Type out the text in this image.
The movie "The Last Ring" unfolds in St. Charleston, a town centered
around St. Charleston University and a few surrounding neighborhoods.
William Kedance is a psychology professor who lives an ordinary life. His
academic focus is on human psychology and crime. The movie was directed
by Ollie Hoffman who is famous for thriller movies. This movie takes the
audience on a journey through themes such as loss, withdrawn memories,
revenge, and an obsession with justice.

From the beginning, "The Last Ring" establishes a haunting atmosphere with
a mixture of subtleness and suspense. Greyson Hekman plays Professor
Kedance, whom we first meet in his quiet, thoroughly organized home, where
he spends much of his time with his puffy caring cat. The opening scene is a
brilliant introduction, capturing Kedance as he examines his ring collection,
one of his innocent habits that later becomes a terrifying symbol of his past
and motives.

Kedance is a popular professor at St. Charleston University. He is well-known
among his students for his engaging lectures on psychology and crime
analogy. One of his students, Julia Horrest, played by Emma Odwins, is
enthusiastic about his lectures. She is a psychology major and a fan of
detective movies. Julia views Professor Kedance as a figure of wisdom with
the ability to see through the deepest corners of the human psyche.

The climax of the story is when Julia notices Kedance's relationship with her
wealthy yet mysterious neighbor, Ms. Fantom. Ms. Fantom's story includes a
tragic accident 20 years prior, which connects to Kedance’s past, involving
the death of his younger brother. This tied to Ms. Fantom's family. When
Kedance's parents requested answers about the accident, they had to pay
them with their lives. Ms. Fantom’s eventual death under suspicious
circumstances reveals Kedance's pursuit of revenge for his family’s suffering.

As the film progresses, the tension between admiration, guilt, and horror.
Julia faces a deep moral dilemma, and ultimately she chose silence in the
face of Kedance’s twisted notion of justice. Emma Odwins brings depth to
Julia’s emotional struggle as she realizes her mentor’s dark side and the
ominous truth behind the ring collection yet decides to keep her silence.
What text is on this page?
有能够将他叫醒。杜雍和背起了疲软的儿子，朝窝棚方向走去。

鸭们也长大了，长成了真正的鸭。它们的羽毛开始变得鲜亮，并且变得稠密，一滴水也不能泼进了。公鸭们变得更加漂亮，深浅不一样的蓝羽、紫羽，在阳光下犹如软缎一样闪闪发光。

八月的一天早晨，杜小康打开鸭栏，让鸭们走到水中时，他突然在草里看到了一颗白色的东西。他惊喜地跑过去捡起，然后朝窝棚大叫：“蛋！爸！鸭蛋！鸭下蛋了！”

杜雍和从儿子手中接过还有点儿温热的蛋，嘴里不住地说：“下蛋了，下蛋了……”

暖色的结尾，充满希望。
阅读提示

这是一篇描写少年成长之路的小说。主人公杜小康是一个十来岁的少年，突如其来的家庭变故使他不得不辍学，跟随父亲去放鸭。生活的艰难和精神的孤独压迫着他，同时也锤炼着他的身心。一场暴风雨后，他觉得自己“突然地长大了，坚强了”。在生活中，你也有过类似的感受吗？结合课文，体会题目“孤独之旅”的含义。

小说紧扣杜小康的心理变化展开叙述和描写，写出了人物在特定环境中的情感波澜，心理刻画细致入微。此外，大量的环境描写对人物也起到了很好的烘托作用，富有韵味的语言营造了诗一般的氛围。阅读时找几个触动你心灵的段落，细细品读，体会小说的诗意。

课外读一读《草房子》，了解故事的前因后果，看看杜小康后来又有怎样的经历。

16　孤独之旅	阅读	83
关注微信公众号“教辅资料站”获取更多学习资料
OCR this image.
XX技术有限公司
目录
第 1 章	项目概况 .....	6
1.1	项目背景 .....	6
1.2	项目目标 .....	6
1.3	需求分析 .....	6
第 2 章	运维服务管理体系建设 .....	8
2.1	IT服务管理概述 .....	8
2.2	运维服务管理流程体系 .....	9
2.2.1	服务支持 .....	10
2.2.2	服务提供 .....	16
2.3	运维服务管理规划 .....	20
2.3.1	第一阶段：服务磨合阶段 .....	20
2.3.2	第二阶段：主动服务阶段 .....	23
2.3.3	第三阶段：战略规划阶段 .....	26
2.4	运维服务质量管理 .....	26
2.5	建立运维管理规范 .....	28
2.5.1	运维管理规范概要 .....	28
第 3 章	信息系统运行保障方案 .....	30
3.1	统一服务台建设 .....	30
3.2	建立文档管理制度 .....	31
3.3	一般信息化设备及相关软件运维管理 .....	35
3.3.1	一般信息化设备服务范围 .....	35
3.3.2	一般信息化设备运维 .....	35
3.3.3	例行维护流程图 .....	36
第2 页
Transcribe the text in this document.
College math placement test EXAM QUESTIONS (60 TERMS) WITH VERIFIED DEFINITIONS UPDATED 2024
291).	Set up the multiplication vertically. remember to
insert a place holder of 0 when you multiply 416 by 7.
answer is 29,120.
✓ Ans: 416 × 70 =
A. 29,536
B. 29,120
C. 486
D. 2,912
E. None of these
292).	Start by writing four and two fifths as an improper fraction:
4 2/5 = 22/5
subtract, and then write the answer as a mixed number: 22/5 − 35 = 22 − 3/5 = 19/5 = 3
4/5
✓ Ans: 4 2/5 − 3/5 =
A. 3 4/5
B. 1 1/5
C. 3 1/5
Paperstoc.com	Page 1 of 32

▶ [WHAT YOU WILL DO]:
Repeat every line of the records above exactly.

▶ [TASK SOLUTION]:
Type out the text in this image.
The movie "The Last Ring" unfolds in St. Charleston, a town centered
around St. Charleston University and a few surrounding neighborhoods.
William Kedance is a psychology professor who lives an ordinary life. His
academic focus is on human psychology and crime. The movie was directed
by Ollie Hoffman who is famous for thriller movies. This movie takes the
audience on a journey through themes such as loss, withdrawn memories,
revenge, and an obsession with justice.

From the beginning, "The Last Ring" establishes a haunting atmosphere with
a mixture of subtleness and suspense. Greyson Hekman plays Professor
Kedance, whom we first meet in his quiet, thoroughly organized home, where
he spends much of his time with his puffy caring cat. The opening scene is a
brilliant introduction, capturing Kedance as he examines his ring collection,
one of his innocent habits that later becomes a terrifying symbol of his past
and motives.

Kedance is a popular professor at St. Charleston University. He is well-known
among his students for his engaging lectures on psychology and crime
analogy. One of his students, Julia Horrest, played by Emma Odwins, is
enthusiastic about his lectures. She is a psychology major and a fan of
detective movies. Julia views Professor Kedance as a figure of wisdom with
the ability to see through the deepest corners of the human psyche.

The climax of the story is when Julia notices Kedance's relationship with her
wealthy yet mysterious neighbor, Ms. Fantom. Ms. Fantom's story includes a
tragic accident 20 years prior, which connects to Kedance’s past, involving
the death of his younger brother. This tied to Ms. Fantom's family. When
Kedance's parents requested answers about the accident, they had to pay
them with their lives. Ms. Fantom’s eventual death under suspicious
circumstances reveals Kedance's pursuit of revenge for his family’s suffering.

As the film progresses, the tension between admiration, guilt, and horror.
Julia faces a deep moral dilemma, and ultimately she chose silence in the
face of Kedance’s twisted notion of justice. Emma Odwins brings depth to
Julia’s emotional struggle as she realizes her mentor’s dark side and the
ominous truth behind the ring collection yet decides to keep her silence.
What text is on this page?
有能够将他叫醒。杜雍和背起了疲软的儿子，朝窝棚方向走去。

鸭们也长大了，长成了真正的鸭。它们的羽毛开始变得鲜亮，并且变得稠密，一滴水也不能泼进了。公鸭们变得更加漂亮，深浅不一样的蓝羽、紫羽，在阳光下犹如软缎一样闪闪发光。

八月的一天早晨，杜小康打开鸭栏，让鸭们走到水中时，他突然在草里看到了一颗白色的东西。他惊喜地跑过去捡起，然后朝窝棚大叫：“蛋！爸！鸭蛋！鸭下蛋了！”

杜雍和从儿子手中接过还有点儿温热的蛋，嘴里不住地说：“下蛋了，下蛋了……”

暖色的结尾，充满希望。
阅读提示

这是一篇描写少年成长之路的小说。主人公杜小康是一个十来岁的少年，突如其来的家庭变故使他不得不辍学，跟随父亲去放鸭。生活的艰难和精神的孤独压迫着他，同时也锤炼着他的身心。一场暴风雨后，他觉得自己“突然地长大了，坚强了”。在生活中，你也有过类似的感受吗？结合课文，体会题目“孤独之旅”的含义。

小说紧扣杜小康的心理变化展开叙述和描写，写出了人物在特定环境中的情感波澜，心理刻画细致入微。此外，大量的环境描写对人物也起到了很好的烘托作用，富有韵味的语言营造了诗一般的氛围。阅读时找几个触动你心灵的段落，细细品读，体会小说的诗意。

课外读一读《草房子》，了解故事的前因后果，看看杜小康后来又有怎样的经历。

16　孤独之旅	阅读	83
关注微信公众号“教辅资料站”获取更多学习资料
OCR this image.
XX技术有限公司
目录
第 1 章	项目概况 .....	6
1.1	项目背景 .....	6
1.2	项目目标 .....	6
1.3	需求分析 .....	6
第 2 章	运维服务管理体系建设 .....	8
2.1	IT服务管理概述 .....	8
2.2	运维服务管理流程体系 .....	9
2.2.1	服务支持 .....	10
2.2.2	服务提供 .....	16
2.3	运维服务管理规划 .....	20
2.3.1	第一阶段：服务磨合阶段 .....	20
2.3.2	第二阶段：主动服务阶段 .....	23
2.3.3	第三阶段：战略规划阶段 .....	26
2.4	运维服务质量管理 .....	26
2.5	建立运维管理规范 .....	28
2.5.1	运维管理规范概要 .....	28
第 3 章	信息系统运行保障方案 .....	30
3.1	统一服务台建设 .....	30
3.2	建立文档管理制度 .....	31
3.3	一般信息化设备及相关软件运维管理 .....	35
3.3.1	一般信息化设备服务范围 .....	35
3.3.2	一般信息化设备运维 .....	35
3.3.3	例行维护流程图 .....	36
第2 页
Transcribe the text in this document.
College math placement test EXAM QUESTIONS (60 TERMS) WITH VERIFIED DEFINITIONS UPDATED 2024
291).	Set up the multiplication vertically. remember to
insert a place holder of 0 when you multiply 416 by 7.
answer is 29,120.
✓ Ans: 416 × 70 =
A. 29,536
B. 29,120
C. 486
D. 2,912
E. None of these
292).	Start by writing four and two fifths as an improper fraction:
4 2/5 = 22/5
subtract, and then write the answer as a mixed number: 22/5 − 35 = 22 − 3/5 = 19/5 = 3
4/5
✓ Ans: 4 2/5 − 3/5 =
A. 3 4/5
B. 1 1/5
C. 3 1/5
Paperstoc.com	Page 1 of 32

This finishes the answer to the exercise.